>> start RECORDS TO PROCESS

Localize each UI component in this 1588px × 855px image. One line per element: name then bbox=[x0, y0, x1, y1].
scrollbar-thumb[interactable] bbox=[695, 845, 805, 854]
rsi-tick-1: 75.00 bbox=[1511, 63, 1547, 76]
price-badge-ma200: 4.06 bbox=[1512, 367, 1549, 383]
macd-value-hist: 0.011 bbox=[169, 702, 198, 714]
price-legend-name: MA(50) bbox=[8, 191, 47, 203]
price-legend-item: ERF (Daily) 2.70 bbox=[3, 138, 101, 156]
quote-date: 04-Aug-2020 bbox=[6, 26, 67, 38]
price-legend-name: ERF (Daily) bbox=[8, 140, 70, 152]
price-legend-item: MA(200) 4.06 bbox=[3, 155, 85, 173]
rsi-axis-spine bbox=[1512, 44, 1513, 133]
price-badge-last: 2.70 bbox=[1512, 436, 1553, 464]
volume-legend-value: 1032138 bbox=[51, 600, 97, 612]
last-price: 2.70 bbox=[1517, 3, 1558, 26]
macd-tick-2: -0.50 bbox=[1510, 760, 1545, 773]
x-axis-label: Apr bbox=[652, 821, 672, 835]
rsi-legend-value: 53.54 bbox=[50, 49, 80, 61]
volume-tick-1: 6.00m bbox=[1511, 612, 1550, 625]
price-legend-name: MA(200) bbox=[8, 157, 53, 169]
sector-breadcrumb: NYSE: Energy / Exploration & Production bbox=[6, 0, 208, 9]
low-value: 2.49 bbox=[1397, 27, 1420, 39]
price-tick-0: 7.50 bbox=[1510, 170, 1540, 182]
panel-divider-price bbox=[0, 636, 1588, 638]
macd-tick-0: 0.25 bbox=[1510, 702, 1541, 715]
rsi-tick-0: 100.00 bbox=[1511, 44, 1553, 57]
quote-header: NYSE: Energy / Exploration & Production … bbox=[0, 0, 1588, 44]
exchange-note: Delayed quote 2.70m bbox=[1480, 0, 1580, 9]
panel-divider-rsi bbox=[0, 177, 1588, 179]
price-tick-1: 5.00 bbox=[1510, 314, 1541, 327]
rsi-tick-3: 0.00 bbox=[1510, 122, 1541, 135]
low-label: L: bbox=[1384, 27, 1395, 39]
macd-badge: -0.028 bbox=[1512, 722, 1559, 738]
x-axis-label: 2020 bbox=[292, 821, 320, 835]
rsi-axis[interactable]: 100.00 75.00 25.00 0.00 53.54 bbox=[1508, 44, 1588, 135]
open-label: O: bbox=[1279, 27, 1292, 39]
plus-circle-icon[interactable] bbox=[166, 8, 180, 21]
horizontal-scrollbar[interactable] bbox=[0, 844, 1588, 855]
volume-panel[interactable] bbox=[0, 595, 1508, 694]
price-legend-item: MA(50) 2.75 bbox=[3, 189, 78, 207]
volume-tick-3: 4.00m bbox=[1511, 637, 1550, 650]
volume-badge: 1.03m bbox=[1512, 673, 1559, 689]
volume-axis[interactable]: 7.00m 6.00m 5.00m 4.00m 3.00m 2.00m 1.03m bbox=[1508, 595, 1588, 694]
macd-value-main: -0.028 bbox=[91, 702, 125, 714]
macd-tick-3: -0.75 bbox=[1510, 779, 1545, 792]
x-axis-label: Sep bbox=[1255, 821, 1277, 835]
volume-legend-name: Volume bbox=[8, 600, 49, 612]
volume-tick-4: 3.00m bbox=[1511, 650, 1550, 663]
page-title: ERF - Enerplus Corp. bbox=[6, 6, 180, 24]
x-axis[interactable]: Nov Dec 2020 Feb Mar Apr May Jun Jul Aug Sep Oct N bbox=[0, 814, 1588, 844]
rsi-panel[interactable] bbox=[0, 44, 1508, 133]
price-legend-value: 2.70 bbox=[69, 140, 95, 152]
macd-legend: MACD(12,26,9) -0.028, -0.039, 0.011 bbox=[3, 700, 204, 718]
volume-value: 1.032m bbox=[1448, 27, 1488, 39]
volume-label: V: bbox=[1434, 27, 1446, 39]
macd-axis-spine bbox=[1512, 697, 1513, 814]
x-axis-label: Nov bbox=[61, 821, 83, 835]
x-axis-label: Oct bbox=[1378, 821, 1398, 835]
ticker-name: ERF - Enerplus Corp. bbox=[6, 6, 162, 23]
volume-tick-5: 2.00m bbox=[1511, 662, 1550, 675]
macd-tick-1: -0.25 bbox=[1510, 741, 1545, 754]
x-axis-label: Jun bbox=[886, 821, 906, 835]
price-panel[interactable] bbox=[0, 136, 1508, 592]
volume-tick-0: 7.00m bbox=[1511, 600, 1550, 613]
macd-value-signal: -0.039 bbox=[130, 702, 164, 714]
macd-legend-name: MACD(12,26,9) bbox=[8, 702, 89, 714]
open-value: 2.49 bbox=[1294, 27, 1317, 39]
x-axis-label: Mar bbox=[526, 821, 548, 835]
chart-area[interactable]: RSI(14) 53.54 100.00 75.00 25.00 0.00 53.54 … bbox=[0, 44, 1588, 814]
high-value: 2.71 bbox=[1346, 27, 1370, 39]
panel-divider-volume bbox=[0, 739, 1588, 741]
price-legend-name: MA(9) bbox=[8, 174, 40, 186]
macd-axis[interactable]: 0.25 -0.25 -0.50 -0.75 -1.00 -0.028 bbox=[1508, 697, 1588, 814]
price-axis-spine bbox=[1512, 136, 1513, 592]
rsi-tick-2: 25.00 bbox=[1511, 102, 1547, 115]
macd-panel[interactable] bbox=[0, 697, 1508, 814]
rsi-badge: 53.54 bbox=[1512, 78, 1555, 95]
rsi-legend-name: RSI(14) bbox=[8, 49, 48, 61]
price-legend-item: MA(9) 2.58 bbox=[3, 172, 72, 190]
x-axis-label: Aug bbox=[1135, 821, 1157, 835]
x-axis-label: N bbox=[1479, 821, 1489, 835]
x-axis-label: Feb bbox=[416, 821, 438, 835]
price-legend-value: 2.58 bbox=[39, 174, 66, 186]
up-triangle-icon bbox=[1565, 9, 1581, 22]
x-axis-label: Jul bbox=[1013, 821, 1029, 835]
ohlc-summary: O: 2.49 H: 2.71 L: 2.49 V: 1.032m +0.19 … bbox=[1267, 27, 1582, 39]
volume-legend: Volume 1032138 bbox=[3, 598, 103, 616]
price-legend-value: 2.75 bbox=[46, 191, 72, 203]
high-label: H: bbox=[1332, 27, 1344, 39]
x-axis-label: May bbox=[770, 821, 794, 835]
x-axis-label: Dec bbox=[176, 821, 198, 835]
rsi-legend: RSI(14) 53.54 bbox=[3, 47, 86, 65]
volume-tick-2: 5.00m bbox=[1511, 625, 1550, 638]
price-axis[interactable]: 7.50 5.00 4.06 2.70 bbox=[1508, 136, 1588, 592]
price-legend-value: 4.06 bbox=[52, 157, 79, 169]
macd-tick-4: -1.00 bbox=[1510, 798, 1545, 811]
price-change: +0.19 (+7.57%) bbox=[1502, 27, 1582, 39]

>> end RECORDS TO PROCESS

• OBJECTIVE: Transcribe all of the lines above verbatim, keeping every name and set of coordinates unchanged.

• SOLVED PROBLEM:
Localize each UI component in this 1588px × 855px image. One line per element: name then bbox=[x0, y0, x1, y1].
scrollbar-thumb[interactable] bbox=[695, 845, 805, 854]
rsi-tick-1: 75.00 bbox=[1511, 63, 1547, 76]
price-badge-ma200: 4.06 bbox=[1512, 367, 1549, 383]
macd-value-hist: 0.011 bbox=[169, 702, 198, 714]
price-legend-name: MA(50) bbox=[8, 191, 47, 203]
price-legend-item: ERF (Daily) 2.70 bbox=[3, 138, 101, 156]
quote-date: 04-Aug-2020 bbox=[6, 26, 67, 38]
price-legend-name: ERF (Daily) bbox=[8, 140, 70, 152]
price-legend-item: MA(200) 4.06 bbox=[3, 155, 85, 173]
rsi-axis-spine bbox=[1512, 44, 1513, 133]
price-badge-last: 2.70 bbox=[1512, 436, 1553, 464]
volume-legend-value: 1032138 bbox=[51, 600, 97, 612]
last-price: 2.70 bbox=[1517, 3, 1558, 26]
macd-tick-2: -0.50 bbox=[1510, 760, 1545, 773]
x-axis-label: Apr bbox=[652, 821, 672, 835]
rsi-legend-value: 53.54 bbox=[50, 49, 80, 61]
volume-tick-1: 6.00m bbox=[1511, 612, 1550, 625]
price-legend-name: MA(200) bbox=[8, 157, 53, 169]
sector-breadcrumb: NYSE: Energy / Exploration & Production bbox=[6, 0, 208, 9]
low-value: 2.49 bbox=[1397, 27, 1420, 39]
price-tick-0: 7.50 bbox=[1510, 170, 1540, 182]
panel-divider-price bbox=[0, 636, 1588, 638]
macd-tick-0: 0.25 bbox=[1510, 702, 1541, 715]
rsi-tick-0: 100.00 bbox=[1511, 44, 1553, 57]
quote-header: NYSE: Energy / Exploration & Production … bbox=[0, 0, 1588, 44]
exchange-note: Delayed quote 2.70m bbox=[1480, 0, 1580, 9]
panel-divider-rsi bbox=[0, 177, 1588, 179]
price-tick-1: 5.00 bbox=[1510, 314, 1541, 327]
rsi-tick-3: 0.00 bbox=[1510, 122, 1541, 135]
low-label: L: bbox=[1384, 27, 1395, 39]
macd-badge: -0.028 bbox=[1512, 722, 1559, 738]
x-axis-label: 2020 bbox=[292, 821, 320, 835]
rsi-axis[interactable]: 100.00 75.00 25.00 0.00 53.54 bbox=[1508, 44, 1588, 135]
open-label: O: bbox=[1279, 27, 1292, 39]
plus-circle-icon[interactable] bbox=[166, 8, 180, 21]
horizontal-scrollbar[interactable] bbox=[0, 844, 1588, 855]
volume-panel[interactable] bbox=[0, 595, 1508, 694]
price-legend-item: MA(50) 2.75 bbox=[3, 189, 78, 207]
volume-tick-3: 4.00m bbox=[1511, 637, 1550, 650]
volume-badge: 1.03m bbox=[1512, 673, 1559, 689]
volume-axis[interactable]: 7.00m 6.00m 5.00m 4.00m 3.00m 2.00m 1.03m bbox=[1508, 595, 1588, 694]
macd-value-main: -0.028 bbox=[91, 702, 125, 714]
macd-tick-3: -0.75 bbox=[1510, 779, 1545, 792]
x-axis-label: Sep bbox=[1255, 821, 1277, 835]
volume-legend-name: Volume bbox=[8, 600, 49, 612]
volume-tick-4: 3.00m bbox=[1511, 650, 1550, 663]
page-title: ERF - Enerplus Corp. bbox=[6, 6, 180, 24]
x-axis[interactable]: Nov Dec 2020 Feb Mar Apr May Jun Jul Aug Sep Oct N bbox=[0, 814, 1588, 844]
rsi-panel[interactable] bbox=[0, 44, 1508, 133]
price-legend-value: 2.70 bbox=[69, 140, 95, 152]
macd-legend: MACD(12,26,9) -0.028, -0.039, 0.011 bbox=[3, 700, 204, 718]
volume-value: 1.032m bbox=[1448, 27, 1488, 39]
volume-label: V: bbox=[1434, 27, 1446, 39]
macd-axis-spine bbox=[1512, 697, 1513, 814]
x-axis-label: Nov bbox=[61, 821, 83, 835]
x-axis-label: Oct bbox=[1378, 821, 1398, 835]
ticker-name: ERF - Enerplus Corp. bbox=[6, 6, 162, 23]
volume-tick-5: 2.00m bbox=[1511, 662, 1550, 675]
macd-tick-1: -0.25 bbox=[1510, 741, 1545, 754]
x-axis-label: Jun bbox=[886, 821, 906, 835]
price-panel[interactable] bbox=[0, 136, 1508, 592]
volume-tick-0: 7.00m bbox=[1511, 600, 1550, 613]
macd-value-signal: -0.039 bbox=[130, 702, 164, 714]
macd-legend-name: MACD(12,26,9) bbox=[8, 702, 89, 714]
open-value: 2.49 bbox=[1294, 27, 1317, 39]
x-axis-label: Mar bbox=[526, 821, 548, 835]
chart-area[interactable]: RSI(14) 53.54 100.00 75.00 25.00 0.00 53.54 … bbox=[0, 44, 1588, 814]
high-value: 2.71 bbox=[1346, 27, 1370, 39]
panel-divider-volume bbox=[0, 739, 1588, 741]
price-legend-name: MA(9) bbox=[8, 174, 40, 186]
macd-axis[interactable]: 0.25 -0.25 -0.50 -0.75 -1.00 -0.028 bbox=[1508, 697, 1588, 814]
price-axis-spine bbox=[1512, 136, 1513, 592]
rsi-tick-2: 25.00 bbox=[1511, 102, 1547, 115]
macd-panel[interactable] bbox=[0, 697, 1508, 814]
rsi-badge: 53.54 bbox=[1512, 78, 1555, 95]
rsi-legend-name: RSI(14) bbox=[8, 49, 48, 61]
price-legend-item: MA(9) 2.58 bbox=[3, 172, 72, 190]
x-axis-label: Aug bbox=[1135, 821, 1157, 835]
x-axis-label: N bbox=[1479, 821, 1489, 835]
x-axis-label: Feb bbox=[416, 821, 438, 835]
price-legend-value: 2.58 bbox=[39, 174, 66, 186]
up-triangle-icon bbox=[1565, 9, 1581, 22]
x-axis-label: Jul bbox=[1013, 821, 1029, 835]
ohlc-summary: O: 2.49 H: 2.71 L: 2.49 V: 1.032m +0.19 … bbox=[1267, 27, 1582, 39]
volume-legend: Volume 1032138 bbox=[3, 598, 103, 616]
price-legend-value: 2.75 bbox=[46, 191, 72, 203]
high-label: H: bbox=[1332, 27, 1344, 39]
x-axis-label: May bbox=[770, 821, 794, 835]
x-axis-label: Dec bbox=[176, 821, 198, 835]
rsi-legend: RSI(14) 53.54 bbox=[3, 47, 86, 65]
volume-tick-2: 5.00m bbox=[1511, 625, 1550, 638]
price-axis[interactable]: 7.50 5.00 4.06 2.70 bbox=[1508, 136, 1588, 592]
price-legend-value: 4.06 bbox=[52, 157, 79, 169]
macd-tick-4: -1.00 bbox=[1510, 798, 1545, 811]
price-change: +0.19 (+7.57%) bbox=[1502, 27, 1582, 39]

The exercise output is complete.